──────── Information supplied ────────

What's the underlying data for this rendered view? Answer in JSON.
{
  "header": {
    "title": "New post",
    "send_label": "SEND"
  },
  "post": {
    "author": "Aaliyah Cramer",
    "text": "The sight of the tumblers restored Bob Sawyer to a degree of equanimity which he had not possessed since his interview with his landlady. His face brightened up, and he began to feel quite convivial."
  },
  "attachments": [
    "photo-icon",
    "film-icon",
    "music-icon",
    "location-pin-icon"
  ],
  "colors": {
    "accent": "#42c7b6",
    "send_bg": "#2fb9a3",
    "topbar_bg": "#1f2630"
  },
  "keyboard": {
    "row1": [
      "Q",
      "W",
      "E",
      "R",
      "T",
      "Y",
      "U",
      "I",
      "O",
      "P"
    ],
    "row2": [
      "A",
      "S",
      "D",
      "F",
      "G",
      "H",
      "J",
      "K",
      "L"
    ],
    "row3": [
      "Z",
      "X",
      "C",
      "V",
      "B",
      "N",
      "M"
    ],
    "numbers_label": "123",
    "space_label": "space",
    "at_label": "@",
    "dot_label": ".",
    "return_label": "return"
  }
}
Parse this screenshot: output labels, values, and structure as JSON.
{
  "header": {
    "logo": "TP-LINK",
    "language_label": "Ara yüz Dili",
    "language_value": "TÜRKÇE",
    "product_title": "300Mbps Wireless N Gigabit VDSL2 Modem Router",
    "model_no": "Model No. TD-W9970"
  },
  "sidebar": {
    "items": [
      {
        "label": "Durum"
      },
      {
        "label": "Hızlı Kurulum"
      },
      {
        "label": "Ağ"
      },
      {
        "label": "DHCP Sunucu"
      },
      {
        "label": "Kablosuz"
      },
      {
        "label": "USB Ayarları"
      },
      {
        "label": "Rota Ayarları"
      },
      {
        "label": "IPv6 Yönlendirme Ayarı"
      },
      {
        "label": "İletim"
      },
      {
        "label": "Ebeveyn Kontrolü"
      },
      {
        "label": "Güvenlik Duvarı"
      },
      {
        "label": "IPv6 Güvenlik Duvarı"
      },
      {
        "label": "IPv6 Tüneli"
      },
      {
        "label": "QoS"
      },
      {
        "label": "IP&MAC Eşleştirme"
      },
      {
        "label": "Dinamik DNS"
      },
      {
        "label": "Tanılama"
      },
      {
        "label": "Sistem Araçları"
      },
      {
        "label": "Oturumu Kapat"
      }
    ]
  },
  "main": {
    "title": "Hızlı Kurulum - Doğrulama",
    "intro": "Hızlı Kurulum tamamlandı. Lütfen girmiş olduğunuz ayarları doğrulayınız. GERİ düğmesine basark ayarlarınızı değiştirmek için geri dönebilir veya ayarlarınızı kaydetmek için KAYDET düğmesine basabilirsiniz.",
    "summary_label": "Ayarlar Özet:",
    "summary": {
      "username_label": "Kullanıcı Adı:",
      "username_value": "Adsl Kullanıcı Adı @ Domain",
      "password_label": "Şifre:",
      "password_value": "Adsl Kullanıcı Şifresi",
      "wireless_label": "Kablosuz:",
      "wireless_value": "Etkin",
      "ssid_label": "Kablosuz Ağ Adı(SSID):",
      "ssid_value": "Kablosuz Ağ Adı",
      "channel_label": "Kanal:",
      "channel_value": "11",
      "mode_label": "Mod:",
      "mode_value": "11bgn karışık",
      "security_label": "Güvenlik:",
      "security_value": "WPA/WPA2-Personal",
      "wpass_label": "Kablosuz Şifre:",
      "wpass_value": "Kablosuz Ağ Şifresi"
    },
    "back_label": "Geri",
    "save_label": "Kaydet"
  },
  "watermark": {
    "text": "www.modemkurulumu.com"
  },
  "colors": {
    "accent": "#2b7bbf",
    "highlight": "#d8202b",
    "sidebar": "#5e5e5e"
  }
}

────────

What to work on. Repeat the lines above exactly.

Task solution.
What's the underlying data for this rendered view? Answer in JSON.
{
  "header": {
    "title": "New post",
    "send_label": "SEND"
  },
  "post": {
    "author": "Aaliyah Cramer",
    "text": "The sight of the tumblers restored Bob Sawyer to a degree of equanimity which he had not possessed since his interview with his landlady. His face brightened up, and he began to feel quite convivial."
  },
  "attachments": [
    "photo-icon",
    "film-icon",
    "music-icon",
    "location-pin-icon"
  ],
  "colors": {
    "accent": "#42c7b6",
    "send_bg": "#2fb9a3",
    "topbar_bg": "#1f2630"
  },
  "keyboard": {
    "row1": [
      "Q",
      "W",
      "E",
      "R",
      "T",
      "Y",
      "U",
      "I",
      "O",
      "P"
    ],
    "row2": [
      "A",
      "S",
      "D",
      "F",
      "G",
      "H",
      "J",
      "K",
      "L"
    ],
    "row3": [
      "Z",
      "X",
      "C",
      "V",
      "B",
      "N",
      "M"
    ],
    "numbers_label": "123",
    "space_label": "space",
    "at_label": "@",
    "dot_label": ".",
    "return_label": "return"
  }
}
Parse this screenshot: output labels, values, and structure as JSON.
{
  "header": {
    "logo": "TP-LINK",
    "language_label": "Ara yüz Dili",
    "language_value": "TÜRKÇE",
    "product_title": "300Mbps Wireless N Gigabit VDSL2 Modem Router",
    "model_no": "Model No. TD-W9970"
  },
  "sidebar": {
    "items": [
      {
        "label": "Durum"
      },
      {
        "label": "Hızlı Kurulum"
      },
      {
        "label": "Ağ"
      },
      {
        "label": "DHCP Sunucu"
      },
      {
        "label": "Kablosuz"
      },
      {
        "label": "USB Ayarları"
      },
      {
        "label": "Rota Ayarları"
      },
      {
        "label": "IPv6 Yönlendirme Ayarı"
      },
      {
        "label": "İletim"
      },
      {
        "label": "Ebeveyn Kontrolü"
      },
      {
        "label": "Güvenlik Duvarı"
      },
      {
        "label": "IPv6 Güvenlik Duvarı"
      },
      {
        "label": "IPv6 Tüneli"
      },
      {
        "label": "QoS"
      },
      {
        "label": "IP&MAC Eşleştirme"
      },
      {
        "label": "Dinamik DNS"
      },
      {
        "label": "Tanılama"
      },
      {
        "label": "Sistem Araçları"
      },
      {
        "label": "Oturumu Kapat"
      }
    ]
  },
  "main": {
    "title": "Hızlı Kurulum - Doğrulama",
    "intro": "Hızlı Kurulum tamamlandı. Lütfen girmiş olduğunuz ayarları doğrulayınız. GERİ düğmesine basark ayarlarınızı değiştirmek için geri dönebilir veya ayarlarınızı kaydetmek için KAYDET düğmesine basabilirsiniz.",
    "summary_label": "Ayarlar Özet:",
    "summary": {
      "username_label": "Kullanıcı Adı:",
      "username_value": "Adsl Kullanıcı Adı @ Domain",
      "password_label": "Şifre:",
      "password_value": "Adsl Kullanıcı Şifresi",
      "wireless_label": "Kablosuz:",
      "wireless_value": "Etkin",
      "ssid_label": "Kablosuz Ağ Adı(SSID):",
      "ssid_value": "Kablosuz Ağ Adı",
      "channel_label": "Kanal:",
      "channel_value": "11",
      "mode_label": "Mod:",
      "mode_value": "11bgn karışık",
      "security_label": "Güvenlik:",
      "security_value": "WPA/WPA2-Personal",
      "wpass_label": "Kablosuz Şifre:",
      "wpass_value": "Kablosuz Ağ Şifresi"
    },
    "back_label": "Geri",
    "save_label": "Kaydet"
  },
  "watermark": {
    "text": "www.modemkurulumu.com"
  },
  "colors": {
    "accent": "#2b7bbf",
    "highlight": "#d8202b",
    "sidebar": "#5e5e5e"
  }
}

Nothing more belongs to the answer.